WORK REQUIRED
Please retype these lines exactly, from the line with "title-line-2: Income, Illiteracy, Murder, Frost, Area" up to and including the line with "point-circle xyxy=(99,209,108,218)".
— begin RECORDS FOR THIS EXERCISE —
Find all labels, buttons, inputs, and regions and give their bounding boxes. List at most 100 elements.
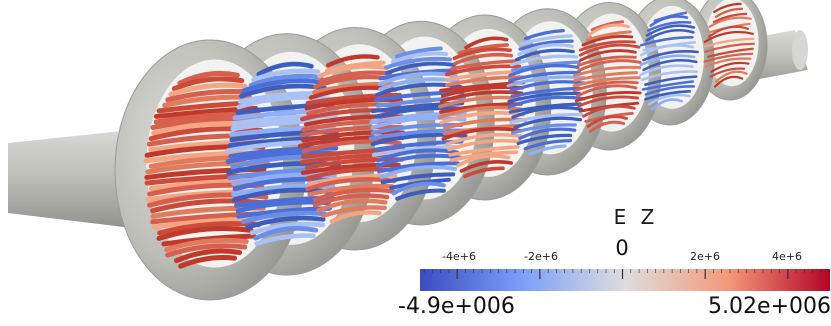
field-line [647,93,691,106]
field-line [463,166,505,179]
field-line [449,150,519,163]
colorbar-ticks [423,269,830,279]
field-line [391,51,449,64]
field-line [249,221,326,236]
field-line [511,123,577,135]
field-line [168,82,248,97]
field-line [375,153,464,168]
field-line [511,105,583,119]
field-line [649,15,689,27]
field-line [245,215,326,230]
field-line [236,95,333,110]
field-line [523,139,572,151]
field-line [704,57,752,68]
field-line [165,89,249,103]
field-line [312,193,390,208]
field-line [384,56,453,70]
field-line [645,29,695,42]
field-line [312,187,397,202]
field-line [456,154,511,168]
field-line [445,75,525,87]
field-line [579,49,637,62]
field-line [508,80,586,93]
field-line [513,116,582,130]
field-line [573,65,642,77]
field-line [514,48,575,62]
field-line [464,36,509,50]
field-line [300,146,405,159]
field-line [312,81,398,95]
field-line [444,69,521,82]
field-line [578,40,636,52]
field-line [457,43,509,55]
field-line [707,47,754,58]
field-line [646,21,692,32]
field-line [573,80,639,93]
field-line [710,61,750,73]
field-line [577,95,640,108]
colorbar-zero-label: 0 [615,236,629,260]
field-line [572,76,641,88]
field-line [639,36,694,47]
field-line [153,111,261,125]
field-line [438,95,524,109]
field-line [639,54,696,67]
field-line [707,25,750,38]
field-line [642,58,698,72]
field-line [523,29,565,41]
field-line [588,120,626,133]
field-line [301,130,406,143]
field-line [508,70,582,83]
field-line [642,50,699,62]
field-line [639,44,694,57]
field-line [518,127,577,140]
field-line [448,145,520,157]
field-line [644,85,696,96]
field-line [376,148,460,163]
field-line [303,114,405,127]
field-line [709,67,746,78]
field-line [317,64,390,79]
field-line [703,30,754,43]
field-line [440,85,524,98]
field-line [178,255,238,269]
field-line [644,75,698,86]
field-line [510,86,581,98]
field-line [449,59,522,71]
field-line [321,205,387,219]
field-line [395,188,446,201]
field-line [703,42,755,53]
field-line [165,243,248,258]
field-line [578,43,641,57]
field-line [712,12,748,23]
field-line [575,84,638,98]
field-line [639,64,694,77]
field-line [439,90,524,104]
field-line [459,160,514,173]
field-line [171,76,245,92]
field-line [645,24,696,37]
field-line [452,47,512,61]
field-line [651,98,684,111]
field-line [439,111,525,125]
colorbar-max-label: 5.02e+006 [708,294,831,319]
field-line [644,90,692,101]
colorbar [420,269,830,291]
field-line [380,172,456,185]
field-line [301,139,402,154]
field-line [254,233,316,247]
field-line [641,80,695,91]
field-line [256,61,314,77]
field-line [329,210,382,224]
field-line [586,115,629,128]
field-line [582,104,636,118]
colorbar-min-label: -4.9e+006 [398,294,515,319]
field-line [300,162,401,176]
field-line [528,144,567,156]
field-line [590,20,625,32]
field-line [307,183,395,197]
field-line [511,60,581,72]
field-line [713,2,742,13]
field-line [299,124,405,138]
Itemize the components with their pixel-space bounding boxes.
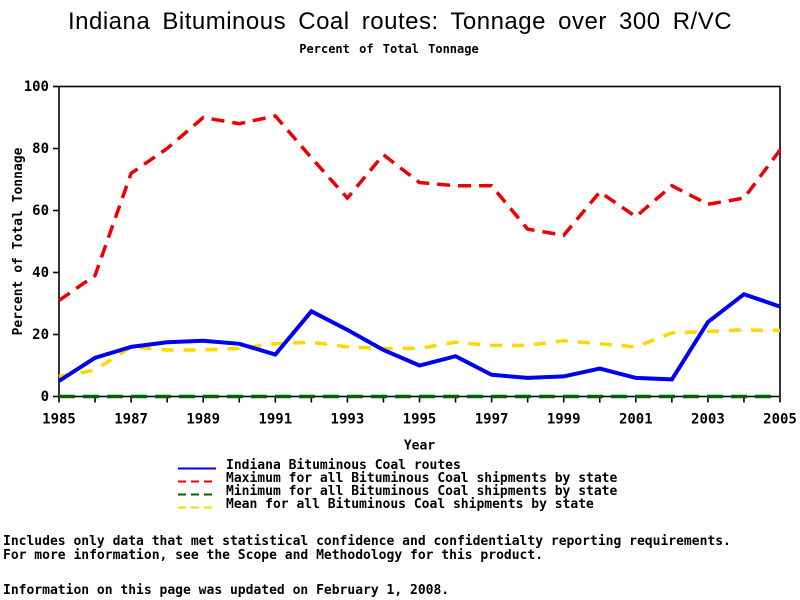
axes: 0 20 40 60 80 100 1985 1987 1989 1991 1993 1995 1997…	[11, 79, 797, 454]
series-line-1	[58, 113, 782, 302]
y-tick-label: 60	[32, 203, 49, 219]
series-line-3	[58, 328, 781, 379]
series-line-0	[57, 291, 781, 383]
y-tick-label: 40	[32, 265, 49, 281]
plot-area: 0 20 40 60 80 100 1985 1987 1989 1991 1993 1995 1997…	[11, 79, 797, 454]
legend-item: Indiana Bituminous Coal routes	[178, 459, 617, 472]
x-tick-label: 1987	[114, 412, 148, 428]
legend-line-sample	[178, 498, 216, 511]
x-tick-label: 1999	[547, 412, 581, 428]
legend: Indiana Bituminous Coal routes Maximum f…	[178, 459, 617, 511]
legend-line-sample	[178, 485, 216, 498]
legend-label: Mean for all Bituminous Coal shipments b…	[226, 497, 594, 512]
y-axis-title: Percent of Total Tonnage	[11, 147, 26, 335]
footnote-line-2: For more information, see the Scope and …	[3, 548, 544, 563]
x-tick-label: 1993	[331, 412, 365, 428]
x-tick-label: 1997	[475, 412, 509, 428]
chart-title: Indiana Bituminous Coal routes: Tonnage …	[67, 8, 733, 35]
footnote-block: Includes only data that met statistical …	[3, 535, 731, 563]
x-tick-label: 2001	[619, 412, 653, 428]
legend-label: Minimum for all Bituminous Coal shipment…	[226, 484, 618, 499]
legend-sample-line	[178, 506, 216, 509]
legend-line-sample	[178, 459, 216, 472]
legend-item: Maximum for all Bituminous Coal shipment…	[178, 472, 617, 485]
x-tick-label: 1991	[258, 412, 292, 428]
legend-line-sample	[178, 472, 216, 485]
legend-sample-line	[178, 480, 216, 483]
footnote-line-1: Includes only data that met statistical …	[3, 534, 731, 549]
legend-label: Indiana Bituminous Coal routes	[226, 458, 461, 473]
legend-item: Mean for all Bituminous Coal shipments b…	[178, 498, 617, 511]
legend-label: Maximum for all Bituminous Coal shipment…	[226, 471, 618, 486]
chart-subtitle: Percent of Total Tonnage	[299, 42, 479, 56]
legend-item: Minimum for all Bituminous Coal shipment…	[178, 485, 617, 498]
legend-sample-line	[178, 493, 216, 496]
y-tick-label: 100	[24, 79, 49, 95]
x-axis-title: Year	[404, 439, 435, 454]
y-tick-label: 80	[32, 141, 49, 157]
updated-date-note: Information on this page was updated on …	[3, 583, 450, 598]
legend-sample-line	[178, 467, 216, 470]
x-tick-label: 1995	[403, 412, 437, 428]
x-tick-label: 1989	[186, 412, 220, 428]
x-tick-label: 2003	[691, 412, 725, 428]
x-tick-label: 1985	[42, 412, 76, 428]
y-tick-label: 0	[41, 389, 49, 405]
x-tick-label: 2005	[763, 412, 797, 428]
y-tick-label: 20	[32, 327, 49, 343]
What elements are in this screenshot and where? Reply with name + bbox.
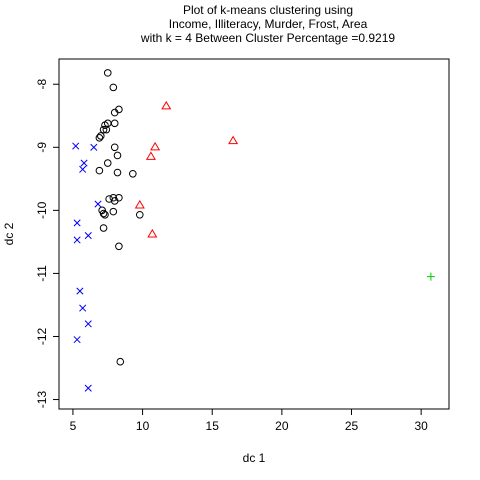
title-line-2: Income, Illiteracy, Murder, Frost, Area xyxy=(169,17,368,31)
point-circle xyxy=(113,151,122,160)
point-circle xyxy=(103,159,112,167)
point-circle xyxy=(101,210,109,219)
point-triangle xyxy=(147,228,158,238)
point-triangle xyxy=(161,100,172,110)
point-circle xyxy=(96,132,105,140)
point-circle xyxy=(110,119,119,128)
point-circle xyxy=(115,242,123,251)
x-tick-label: 25 xyxy=(345,419,359,433)
plot-frame xyxy=(58,58,450,410)
x-axis-title: dc 1 xyxy=(243,451,266,465)
point-circle xyxy=(102,125,111,134)
point-circle xyxy=(99,125,108,134)
x-tick-label: 10 xyxy=(136,419,150,433)
point-plus xyxy=(426,272,435,281)
point-x xyxy=(84,320,92,328)
point-circle xyxy=(99,224,108,232)
title-line-3: with k = 4 Between Cluster Percentage =0… xyxy=(140,31,395,45)
data-points xyxy=(72,69,435,392)
point-triangle xyxy=(134,199,145,209)
x-tick-label: 15 xyxy=(206,419,220,433)
point-circle xyxy=(110,197,119,205)
point-x xyxy=(73,336,81,344)
point-circle xyxy=(110,143,119,152)
point-circle xyxy=(110,108,119,117)
point-x xyxy=(79,165,87,173)
chart-title: Plot of k-means clustering using Income,… xyxy=(140,3,395,45)
point-circle xyxy=(99,209,108,218)
y-tick-label: -10 xyxy=(35,201,49,219)
y-axis: -8 -9 -10 -11 -12 -13 xyxy=(35,79,59,409)
point-x xyxy=(90,143,98,151)
y-tick-label: -11 xyxy=(35,265,49,282)
point-x xyxy=(84,384,92,392)
point-circle xyxy=(109,207,118,216)
x-tick-label: 30 xyxy=(414,419,428,433)
point-x xyxy=(80,159,88,167)
point-x xyxy=(79,304,87,312)
point-circle xyxy=(113,168,122,177)
point-circle xyxy=(109,83,118,92)
y-axis-title: dc 2 xyxy=(2,222,16,245)
point-circle xyxy=(105,195,113,203)
point-circle xyxy=(103,69,112,77)
y-tick-label: -9 xyxy=(35,142,49,153)
point-triangle xyxy=(145,151,156,160)
x-tick-label: 20 xyxy=(275,419,289,433)
point-x xyxy=(73,219,81,227)
point-circle xyxy=(95,166,104,175)
point-circle xyxy=(116,357,125,366)
point-x xyxy=(73,236,81,244)
y-tick-label: -13 xyxy=(35,391,49,409)
x-tick-label: 5 xyxy=(70,419,77,433)
point-triangle xyxy=(228,135,239,145)
point-x xyxy=(72,142,80,150)
point-x xyxy=(84,232,92,240)
point-circle xyxy=(129,169,137,178)
y-tick-label: -8 xyxy=(35,79,49,90)
point-triangle xyxy=(150,141,161,151)
y-tick-label: -12 xyxy=(35,327,49,345)
point-x xyxy=(94,200,102,208)
point-circle xyxy=(135,210,144,219)
point-x xyxy=(76,287,84,295)
point-circle xyxy=(101,121,109,130)
x-axis: 5 10 15 20 25 30 xyxy=(70,409,428,433)
point-circle xyxy=(95,134,104,142)
title-line-1: Plot of k-means clustering using xyxy=(183,3,353,17)
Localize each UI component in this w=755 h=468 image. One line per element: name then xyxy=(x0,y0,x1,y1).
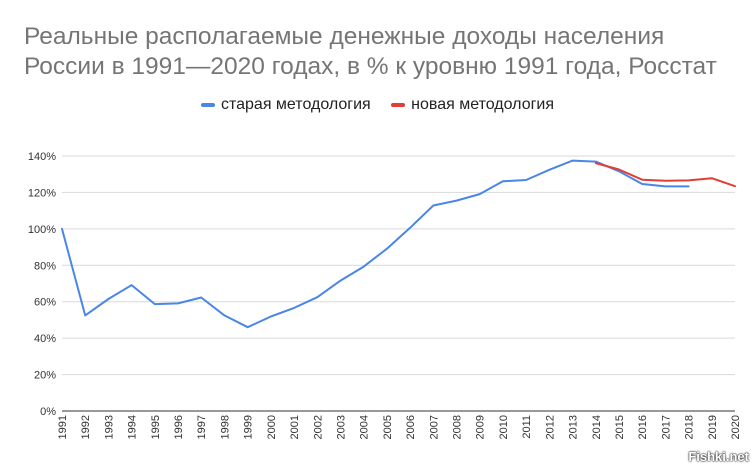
x-tick-label: 1999 xyxy=(243,415,255,439)
legend-item-old: старая методология xyxy=(200,96,371,114)
y-tick-label: 120% xyxy=(28,187,56,199)
y-tick-label: 60% xyxy=(34,297,56,309)
x-tick-label: 2000 xyxy=(266,415,278,439)
y-axis-labels: 0% 20% 40% 60% 80% 100% 120% 140% xyxy=(28,151,56,418)
x-tick-label: 2011 xyxy=(521,415,533,439)
x-tick-label: 2013 xyxy=(568,415,580,439)
x-tick-label: 2020 xyxy=(730,415,742,439)
x-tick-label: 2001 xyxy=(289,415,301,439)
chart-title-line-1: Реальные располагаемые денежные доходы н… xyxy=(24,23,665,50)
x-tick-label: 2002 xyxy=(312,415,324,439)
y-tick-label: 140% xyxy=(28,151,56,163)
legend-swatch-new xyxy=(391,103,406,107)
chart-title: Реальные располагаемые денежные доходы н… xyxy=(24,22,744,82)
x-tick-label: 2005 xyxy=(382,415,394,439)
watermark: Fishki.net xyxy=(688,449,749,464)
x-tick-label: 2009 xyxy=(475,415,487,439)
x-tick-label: 2016 xyxy=(637,415,649,439)
legend-label-old: старая методология xyxy=(220,96,371,113)
x-tick-label: 1992 xyxy=(80,415,92,439)
x-tick-label: 1998 xyxy=(219,415,231,439)
x-tick-label: 2018 xyxy=(684,415,696,439)
grid-lines xyxy=(62,155,735,412)
y-tick-label: 80% xyxy=(34,260,56,272)
x-tick-label: 1991 xyxy=(57,415,69,439)
x-tick-label: 2010 xyxy=(498,415,510,439)
series-line-new xyxy=(594,162,736,188)
series-lines xyxy=(61,159,736,329)
chart-title-line-2: России в 1991—2020 годах, в % к уровню 1… xyxy=(24,53,717,80)
x-axis-labels: 1991 1992 1993 1994 1995 1996 1997 1998 1999 2000… xyxy=(57,415,742,439)
x-tick-label: 2008 xyxy=(452,415,464,439)
x-tick-label: 1993 xyxy=(103,415,115,439)
x-tick-label: 2012 xyxy=(544,415,556,439)
y-tick-label: 20% xyxy=(34,370,56,382)
x-tick-label: 2006 xyxy=(405,415,417,439)
x-tick-label: 1997 xyxy=(196,415,208,439)
legend: старая методология новая методология xyxy=(0,94,755,114)
legend-item-new: новая методология xyxy=(391,96,554,114)
x-tick-label: 2003 xyxy=(335,415,347,439)
y-tick-label: 100% xyxy=(28,224,56,236)
x-tick-label: 2019 xyxy=(707,415,719,439)
legend-label-new: новая методология xyxy=(411,96,555,113)
x-tick-label: 2015 xyxy=(614,415,626,439)
x-tick-label: 1995 xyxy=(150,415,162,439)
x-tick-label: 2004 xyxy=(359,415,371,439)
series-line-old xyxy=(61,159,690,329)
legend-swatch-old xyxy=(200,103,215,107)
x-tick-label: 2007 xyxy=(428,415,440,439)
x-tick-label: 2014 xyxy=(591,415,603,439)
x-tick-label: 2017 xyxy=(660,415,672,439)
x-tick-label: 1996 xyxy=(173,415,185,439)
x-tick-label: 1994 xyxy=(127,415,139,439)
y-tick-label: 40% xyxy=(34,333,56,345)
y-tick-label: 0% xyxy=(40,406,56,418)
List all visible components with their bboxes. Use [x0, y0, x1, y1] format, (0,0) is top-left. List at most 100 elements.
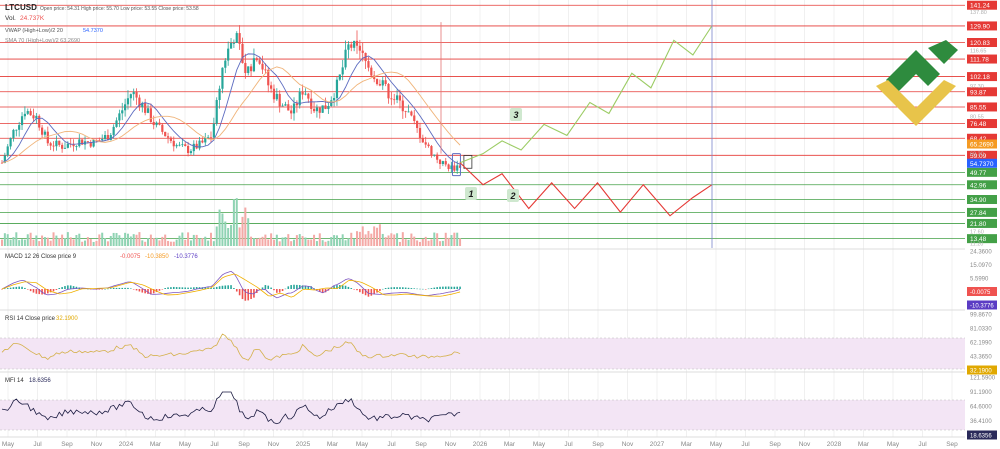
— end RECORDS FOR THIS EXERCISE —
THE SOLUTION
title-line-2: Income, Illiteracy, Murder, Frost, Area xyxy=(169,17,368,31)
point-circle xyxy=(113,151,122,160)
point-circle xyxy=(103,159,112,167)
point-circle xyxy=(101,210,109,219)
point-triangle xyxy=(147,228,158,238)
point-triangle xyxy=(161,100,172,110)
point-circle xyxy=(96,132,105,140)
point-circle xyxy=(110,119,119,128)
point-circle xyxy=(115,242,123,251)
x-tick-label: 25 xyxy=(345,419,359,433)
plot-frame xyxy=(58,58,450,410)
x-axis-title: dc 1 xyxy=(243,451,266,465)
point-circle xyxy=(102,125,111,134)
point-circle xyxy=(99,125,108,134)
x-tick-label: 10 xyxy=(136,419,150,433)
point-plus xyxy=(426,272,435,281)
point-x xyxy=(84,320,92,328)
point-circle xyxy=(99,224,108,232)
title-line-3: with k = 4 Between Cluster Percentage =0… xyxy=(140,31,395,45)
data-points xyxy=(72,69,435,392)
point-triangle xyxy=(134,199,145,209)
x-tick-label: 15 xyxy=(206,419,220,433)
point-circle xyxy=(110,197,119,205)
point-x xyxy=(73,336,81,344)
point-circle xyxy=(110,143,119,152)
point-circle xyxy=(110,108,119,117)
point-x xyxy=(79,165,87,173)
chart-title: Plot of k-means clustering using Income,… xyxy=(140,3,395,45)
point-circle xyxy=(99,209,108,218)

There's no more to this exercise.